___ Records for the exercise
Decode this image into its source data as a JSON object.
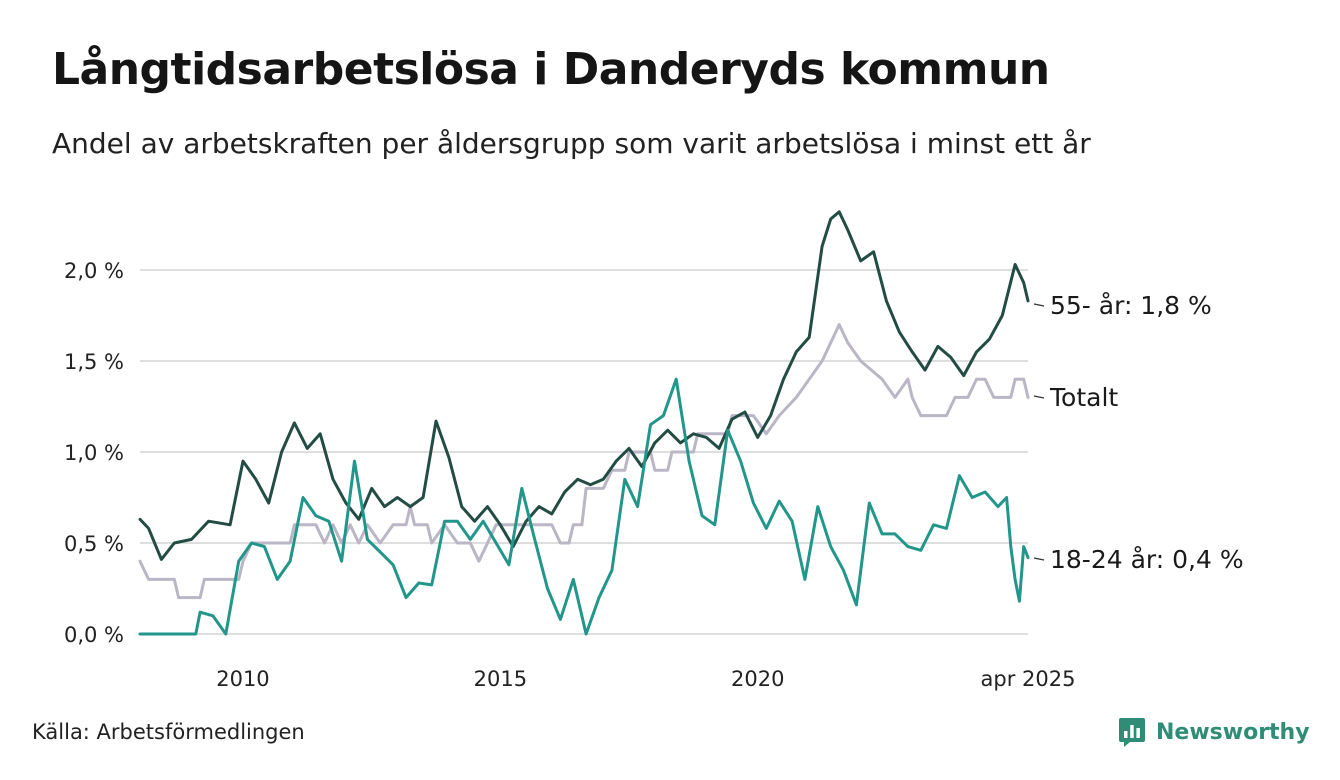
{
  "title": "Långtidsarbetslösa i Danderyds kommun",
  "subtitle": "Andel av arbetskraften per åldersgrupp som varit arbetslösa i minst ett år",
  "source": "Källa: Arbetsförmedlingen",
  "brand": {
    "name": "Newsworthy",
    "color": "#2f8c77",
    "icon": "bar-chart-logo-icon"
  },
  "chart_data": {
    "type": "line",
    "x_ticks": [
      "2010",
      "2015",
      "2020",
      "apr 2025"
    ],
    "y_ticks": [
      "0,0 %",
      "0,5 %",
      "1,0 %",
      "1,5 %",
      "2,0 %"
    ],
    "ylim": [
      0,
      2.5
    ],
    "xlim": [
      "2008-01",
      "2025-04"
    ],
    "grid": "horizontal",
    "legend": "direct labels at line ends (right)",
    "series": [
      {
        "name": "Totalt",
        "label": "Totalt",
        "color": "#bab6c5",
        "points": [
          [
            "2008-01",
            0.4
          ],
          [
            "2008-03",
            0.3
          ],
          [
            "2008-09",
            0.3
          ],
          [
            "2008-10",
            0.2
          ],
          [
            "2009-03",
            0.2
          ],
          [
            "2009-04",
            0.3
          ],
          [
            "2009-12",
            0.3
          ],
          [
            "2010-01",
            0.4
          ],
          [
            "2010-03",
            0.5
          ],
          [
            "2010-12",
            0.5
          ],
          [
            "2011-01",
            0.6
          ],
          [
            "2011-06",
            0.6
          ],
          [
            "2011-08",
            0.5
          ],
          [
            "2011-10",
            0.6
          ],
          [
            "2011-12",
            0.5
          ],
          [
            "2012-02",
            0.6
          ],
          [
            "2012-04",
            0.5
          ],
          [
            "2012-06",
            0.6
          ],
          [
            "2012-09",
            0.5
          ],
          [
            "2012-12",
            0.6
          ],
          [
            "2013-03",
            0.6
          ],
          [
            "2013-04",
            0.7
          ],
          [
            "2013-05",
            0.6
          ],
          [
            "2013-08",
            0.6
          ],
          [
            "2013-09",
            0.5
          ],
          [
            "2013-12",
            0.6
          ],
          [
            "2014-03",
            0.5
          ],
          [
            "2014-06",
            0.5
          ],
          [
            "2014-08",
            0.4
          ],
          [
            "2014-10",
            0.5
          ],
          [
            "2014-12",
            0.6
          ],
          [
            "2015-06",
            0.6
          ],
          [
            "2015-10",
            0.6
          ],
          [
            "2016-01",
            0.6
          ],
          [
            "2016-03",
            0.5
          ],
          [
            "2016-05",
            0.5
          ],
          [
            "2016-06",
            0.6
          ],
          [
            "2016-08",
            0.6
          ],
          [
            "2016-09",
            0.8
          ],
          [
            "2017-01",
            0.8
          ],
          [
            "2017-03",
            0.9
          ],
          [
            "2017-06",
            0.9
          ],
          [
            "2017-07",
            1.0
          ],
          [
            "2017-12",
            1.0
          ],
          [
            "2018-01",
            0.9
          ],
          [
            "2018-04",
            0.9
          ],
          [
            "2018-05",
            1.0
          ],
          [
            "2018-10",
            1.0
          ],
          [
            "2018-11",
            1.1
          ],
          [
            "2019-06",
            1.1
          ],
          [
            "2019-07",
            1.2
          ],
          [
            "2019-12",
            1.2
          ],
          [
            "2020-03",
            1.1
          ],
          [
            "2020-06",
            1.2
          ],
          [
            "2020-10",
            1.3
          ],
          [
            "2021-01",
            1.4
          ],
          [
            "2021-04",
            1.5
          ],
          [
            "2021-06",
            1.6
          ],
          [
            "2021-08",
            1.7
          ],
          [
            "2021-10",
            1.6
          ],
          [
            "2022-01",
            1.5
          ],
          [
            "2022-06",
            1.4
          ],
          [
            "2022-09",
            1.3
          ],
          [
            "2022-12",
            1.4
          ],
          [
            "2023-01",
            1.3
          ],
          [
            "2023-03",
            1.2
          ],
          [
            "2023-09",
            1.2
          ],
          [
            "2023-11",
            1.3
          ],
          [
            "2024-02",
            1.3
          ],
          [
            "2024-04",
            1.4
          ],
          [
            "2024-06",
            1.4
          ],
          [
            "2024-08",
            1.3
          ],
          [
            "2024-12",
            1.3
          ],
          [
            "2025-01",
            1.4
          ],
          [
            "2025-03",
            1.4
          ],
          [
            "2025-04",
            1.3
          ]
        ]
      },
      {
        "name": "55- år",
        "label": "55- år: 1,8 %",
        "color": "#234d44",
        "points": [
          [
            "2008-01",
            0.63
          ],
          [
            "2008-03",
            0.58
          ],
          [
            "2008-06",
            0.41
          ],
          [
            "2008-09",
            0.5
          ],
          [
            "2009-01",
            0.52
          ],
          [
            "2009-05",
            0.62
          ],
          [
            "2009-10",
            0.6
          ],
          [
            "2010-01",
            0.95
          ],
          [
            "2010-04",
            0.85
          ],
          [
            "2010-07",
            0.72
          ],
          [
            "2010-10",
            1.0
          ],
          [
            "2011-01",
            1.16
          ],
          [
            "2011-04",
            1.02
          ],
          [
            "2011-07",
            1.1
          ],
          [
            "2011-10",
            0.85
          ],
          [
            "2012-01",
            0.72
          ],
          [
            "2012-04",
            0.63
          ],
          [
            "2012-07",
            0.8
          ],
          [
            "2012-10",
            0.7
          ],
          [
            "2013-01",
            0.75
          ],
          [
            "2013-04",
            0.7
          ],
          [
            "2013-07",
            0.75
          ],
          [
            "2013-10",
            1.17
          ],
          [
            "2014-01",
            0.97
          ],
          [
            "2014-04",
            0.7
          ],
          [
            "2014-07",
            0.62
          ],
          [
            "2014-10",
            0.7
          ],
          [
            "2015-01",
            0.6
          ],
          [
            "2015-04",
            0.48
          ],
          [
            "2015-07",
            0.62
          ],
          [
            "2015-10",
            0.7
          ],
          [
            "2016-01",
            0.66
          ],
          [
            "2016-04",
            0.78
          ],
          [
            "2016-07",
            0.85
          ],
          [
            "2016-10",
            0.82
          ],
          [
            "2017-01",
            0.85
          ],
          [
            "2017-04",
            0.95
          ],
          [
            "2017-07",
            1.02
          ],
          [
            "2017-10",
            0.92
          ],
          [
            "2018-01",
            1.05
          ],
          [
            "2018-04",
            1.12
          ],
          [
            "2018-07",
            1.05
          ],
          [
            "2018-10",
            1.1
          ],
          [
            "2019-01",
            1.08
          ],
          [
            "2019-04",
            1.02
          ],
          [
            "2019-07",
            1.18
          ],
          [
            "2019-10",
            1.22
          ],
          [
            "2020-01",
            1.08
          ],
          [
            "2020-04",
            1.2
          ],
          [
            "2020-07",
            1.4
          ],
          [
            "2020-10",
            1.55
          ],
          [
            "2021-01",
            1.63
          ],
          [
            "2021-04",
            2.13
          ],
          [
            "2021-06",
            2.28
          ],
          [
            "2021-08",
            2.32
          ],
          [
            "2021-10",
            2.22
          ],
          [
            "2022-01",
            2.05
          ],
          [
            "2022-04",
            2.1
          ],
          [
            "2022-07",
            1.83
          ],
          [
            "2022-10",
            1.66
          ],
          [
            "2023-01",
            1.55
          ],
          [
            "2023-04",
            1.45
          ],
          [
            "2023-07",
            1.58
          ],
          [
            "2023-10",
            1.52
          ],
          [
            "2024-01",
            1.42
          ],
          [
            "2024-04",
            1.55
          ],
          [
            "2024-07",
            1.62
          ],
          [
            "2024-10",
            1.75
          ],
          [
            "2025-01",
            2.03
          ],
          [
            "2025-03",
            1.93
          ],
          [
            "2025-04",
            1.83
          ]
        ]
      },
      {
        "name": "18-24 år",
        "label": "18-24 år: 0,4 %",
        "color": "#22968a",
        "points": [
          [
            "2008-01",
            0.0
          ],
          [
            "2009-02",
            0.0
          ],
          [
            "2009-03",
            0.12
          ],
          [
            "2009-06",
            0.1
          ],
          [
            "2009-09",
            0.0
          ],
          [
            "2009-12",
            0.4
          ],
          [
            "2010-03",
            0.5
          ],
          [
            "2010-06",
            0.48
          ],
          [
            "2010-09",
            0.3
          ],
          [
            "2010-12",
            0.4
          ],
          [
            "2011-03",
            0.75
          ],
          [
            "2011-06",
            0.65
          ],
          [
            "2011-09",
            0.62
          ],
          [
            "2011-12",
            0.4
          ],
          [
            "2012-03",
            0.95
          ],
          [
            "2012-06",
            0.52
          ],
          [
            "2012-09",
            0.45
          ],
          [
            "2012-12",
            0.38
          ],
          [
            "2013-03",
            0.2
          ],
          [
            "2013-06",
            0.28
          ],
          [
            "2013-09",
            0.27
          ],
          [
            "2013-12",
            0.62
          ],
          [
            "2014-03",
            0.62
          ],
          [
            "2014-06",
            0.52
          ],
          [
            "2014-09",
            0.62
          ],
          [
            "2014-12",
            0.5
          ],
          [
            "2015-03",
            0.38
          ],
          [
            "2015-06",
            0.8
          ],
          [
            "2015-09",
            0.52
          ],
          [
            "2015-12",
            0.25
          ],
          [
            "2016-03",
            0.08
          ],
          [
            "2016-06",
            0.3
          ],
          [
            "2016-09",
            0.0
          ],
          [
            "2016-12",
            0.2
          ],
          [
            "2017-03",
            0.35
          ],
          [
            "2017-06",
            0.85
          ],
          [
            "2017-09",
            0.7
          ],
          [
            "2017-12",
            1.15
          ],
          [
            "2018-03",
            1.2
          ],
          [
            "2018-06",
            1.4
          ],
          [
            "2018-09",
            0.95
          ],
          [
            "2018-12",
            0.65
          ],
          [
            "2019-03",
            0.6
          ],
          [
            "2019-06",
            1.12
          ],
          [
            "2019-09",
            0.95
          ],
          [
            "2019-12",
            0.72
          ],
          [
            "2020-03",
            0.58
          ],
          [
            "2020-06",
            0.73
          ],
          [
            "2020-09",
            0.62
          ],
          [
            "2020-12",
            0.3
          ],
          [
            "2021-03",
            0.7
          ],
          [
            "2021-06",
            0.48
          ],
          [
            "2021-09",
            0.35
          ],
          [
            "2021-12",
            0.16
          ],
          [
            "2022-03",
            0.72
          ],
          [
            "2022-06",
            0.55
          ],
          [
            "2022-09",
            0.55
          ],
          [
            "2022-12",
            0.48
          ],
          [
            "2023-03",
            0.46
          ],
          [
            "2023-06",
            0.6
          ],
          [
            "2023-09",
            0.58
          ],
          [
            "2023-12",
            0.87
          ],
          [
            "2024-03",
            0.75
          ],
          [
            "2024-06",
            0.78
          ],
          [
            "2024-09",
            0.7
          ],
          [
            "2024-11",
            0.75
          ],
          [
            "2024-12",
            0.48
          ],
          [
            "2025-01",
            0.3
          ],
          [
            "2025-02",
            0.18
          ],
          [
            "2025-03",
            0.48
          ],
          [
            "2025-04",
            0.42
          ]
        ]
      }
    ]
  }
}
______
Count every line in the data that contains the word "source", then give that count and nothing else.

Task result:
2